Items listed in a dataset
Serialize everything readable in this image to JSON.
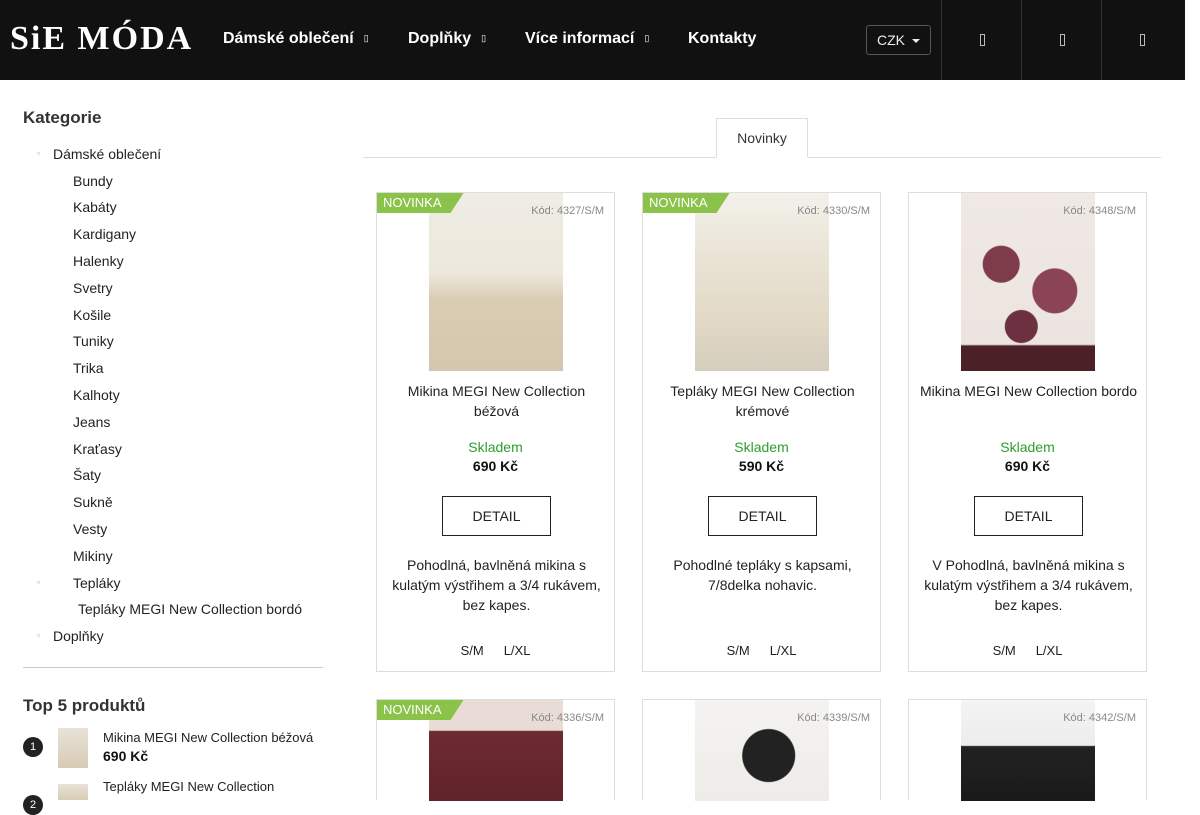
{
  "header": {
    "logo": "SiE MÓDA",
    "nav": [
      {
        "label": "Dámské oblečení",
        "has_dropdown": true
      },
      {
        "label": "Doplňky",
        "has_dropdown": true
      },
      {
        "label": "Více informací",
        "has_dropdown": true
      },
      {
        "label": "Kontakty",
        "has_dropdown": false
      }
    ],
    "currency": "CZK",
    "caret": "▯"
  },
  "sidebar": {
    "title": "Kategorie",
    "categories": [
      {
        "label": "Dámské oblečení",
        "level": 0
      },
      {
        "label": "Bundy",
        "level": 1
      },
      {
        "label": "Kabáty",
        "level": 1
      },
      {
        "label": "Kardigany",
        "level": 1
      },
      {
        "label": "Halenky",
        "level": 1
      },
      {
        "label": "Svetry",
        "level": 1
      },
      {
        "label": "Košile",
        "level": 1
      },
      {
        "label": "Tuniky",
        "level": 1
      },
      {
        "label": "Trika",
        "level": 1
      },
      {
        "label": "Kalhoty",
        "level": 1
      },
      {
        "label": "Jeans",
        "level": 1
      },
      {
        "label": "Kraťasy",
        "level": 1
      },
      {
        "label": "Šaty",
        "level": 1
      },
      {
        "label": "Sukně",
        "level": 1
      },
      {
        "label": "Vesty",
        "level": 1
      },
      {
        "label": "Mikiny",
        "level": 1
      },
      {
        "label": "Tepláky",
        "level": 1
      },
      {
        "label": "Tepláky MEGI New Collection bordó",
        "level": 2
      },
      {
        "label": "Doplňky",
        "level": 0
      }
    ],
    "top5_title": "Top 5 produktů",
    "top5": [
      {
        "rank": "1",
        "name": "Mikina MEGI New Collection béžová",
        "price": "690 Kč"
      },
      {
        "rank": "2",
        "name": "Tepláky MEGI New Collection",
        "price": ""
      }
    ]
  },
  "tabs": {
    "active": "Novinky"
  },
  "products": [
    {
      "badge": "NOVINKA",
      "code": "Kód: 4327/S/M",
      "name": "Mikina MEGI New Collection béžová",
      "stock": "Skladem",
      "price": "690 Kč",
      "detail": "DETAIL",
      "desc": "Pohodlná, bavlněná mikina s kulatým výstřihem a 3/4 rukávem, bez kapes.",
      "sizes": [
        "S/M",
        "L/XL"
      ]
    },
    {
      "badge": "NOVINKA",
      "code": "Kód: 4330/S/M",
      "name": "Tepláky MEGI New Collection krémové",
      "stock": "Skladem",
      "price": "590 Kč",
      "detail": "DETAIL",
      "desc": "Pohodlné tepláky s kapsami, 7/8delka nohavic.",
      "sizes": [
        "S/M",
        "L/XL"
      ]
    },
    {
      "badge": "",
      "code": "Kód: 4348/S/M",
      "name": "Mikina MEGI New Collection bordo",
      "stock": "Skladem",
      "price": "690 Kč",
      "detail": "DETAIL",
      "desc": "V Pohodlná, bavlněná mikina s kulatým výstřihem a 3/4 rukávem, bez kapes.",
      "sizes": [
        "S/M",
        "L/XL"
      ]
    },
    {
      "badge": "NOVINKA",
      "code": "Kód: 4336/S/M"
    },
    {
      "badge": "",
      "code": "Kód: 4339/S/M"
    },
    {
      "badge": "",
      "code": "Kód: 4342/S/M"
    }
  ]
}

- _Task goal_
Write out every line of the preceding listing that contains "MEGI".

- _Output of the task_
        "label": "Tepláky MEGI New Collection bordó",
        "name": "Mikina MEGI New Collection béžová",
        "name": "Tepláky MEGI New Collection",
      "name": "Mikina MEGI New Collection béžová",
      "name": "Tepláky MEGI New Collection krémové",
      "name": "Mikina MEGI New Collection bordo",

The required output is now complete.